Your objective →
Go through the listing and write out all of it exactly.

Input for this task →
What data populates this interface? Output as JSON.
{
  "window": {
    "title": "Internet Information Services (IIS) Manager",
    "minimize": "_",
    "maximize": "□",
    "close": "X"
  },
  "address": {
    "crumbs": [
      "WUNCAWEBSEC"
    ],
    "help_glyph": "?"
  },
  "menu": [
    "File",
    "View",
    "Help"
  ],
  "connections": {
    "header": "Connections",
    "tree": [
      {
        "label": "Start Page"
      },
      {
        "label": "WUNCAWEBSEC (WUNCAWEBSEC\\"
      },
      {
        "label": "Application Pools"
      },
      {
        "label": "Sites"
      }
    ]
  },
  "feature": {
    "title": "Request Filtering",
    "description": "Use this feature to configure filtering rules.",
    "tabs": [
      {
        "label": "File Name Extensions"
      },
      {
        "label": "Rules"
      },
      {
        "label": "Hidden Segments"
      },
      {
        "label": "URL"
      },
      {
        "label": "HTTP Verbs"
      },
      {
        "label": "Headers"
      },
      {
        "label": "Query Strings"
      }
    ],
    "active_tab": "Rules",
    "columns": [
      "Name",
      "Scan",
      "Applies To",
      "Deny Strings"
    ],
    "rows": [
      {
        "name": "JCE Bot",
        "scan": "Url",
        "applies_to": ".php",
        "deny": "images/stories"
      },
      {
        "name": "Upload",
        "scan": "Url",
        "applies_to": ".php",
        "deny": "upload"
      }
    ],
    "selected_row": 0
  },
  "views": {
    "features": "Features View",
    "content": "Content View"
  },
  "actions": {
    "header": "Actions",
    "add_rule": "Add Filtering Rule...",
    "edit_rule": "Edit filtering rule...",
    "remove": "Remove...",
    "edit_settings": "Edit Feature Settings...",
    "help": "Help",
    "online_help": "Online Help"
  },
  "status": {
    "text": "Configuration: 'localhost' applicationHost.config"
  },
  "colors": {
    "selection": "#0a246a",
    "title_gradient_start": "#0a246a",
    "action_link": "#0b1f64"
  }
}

Response →
What data populates this interface? Output as JSON.
{
  "window": {
    "title": "Internet Information Services (IIS) Manager",
    "minimize": "_",
    "maximize": "□",
    "close": "X"
  },
  "address": {
    "crumbs": [
      "WUNCAWEBSEC"
    ],
    "help_glyph": "?"
  },
  "menu": [
    "File",
    "View",
    "Help"
  ],
  "connections": {
    "header": "Connections",
    "tree": [
      {
        "label": "Start Page"
      },
      {
        "label": "WUNCAWEBSEC (WUNCAWEBSEC\\"
      },
      {
        "label": "Application Pools"
      },
      {
        "label": "Sites"
      }
    ]
  },
  "feature": {
    "title": "Request Filtering",
    "description": "Use this feature to configure filtering rules.",
    "tabs": [
      {
        "label": "File Name Extensions"
      },
      {
        "label": "Rules"
      },
      {
        "label": "Hidden Segments"
      },
      {
        "label": "URL"
      },
      {
        "label": "HTTP Verbs"
      },
      {
        "label": "Headers"
      },
      {
        "label": "Query Strings"
      }
    ],
    "active_tab": "Rules",
    "columns": [
      "Name",
      "Scan",
      "Applies To",
      "Deny Strings"
    ],
    "rows": [
      {
        "name": "JCE Bot",
        "scan": "Url",
        "applies_to": ".php",
        "deny": "images/stories"
      },
      {
        "name": "Upload",
        "scan": "Url",
        "applies_to": ".php",
        "deny": "upload"
      }
    ],
    "selected_row": 0
  },
  "views": {
    "features": "Features View",
    "content": "Content View"
  },
  "actions": {
    "header": "Actions",
    "add_rule": "Add Filtering Rule...",
    "edit_rule": "Edit filtering rule...",
    "remove": "Remove...",
    "edit_settings": "Edit Feature Settings...",
    "help": "Help",
    "online_help": "Online Help"
  },
  "status": {
    "text": "Configuration: 'localhost' applicationHost.config"
  },
  "colors": {
    "selection": "#0a246a",
    "title_gradient_start": "#0a246a",
    "action_link": "#0b1f64"
  }
}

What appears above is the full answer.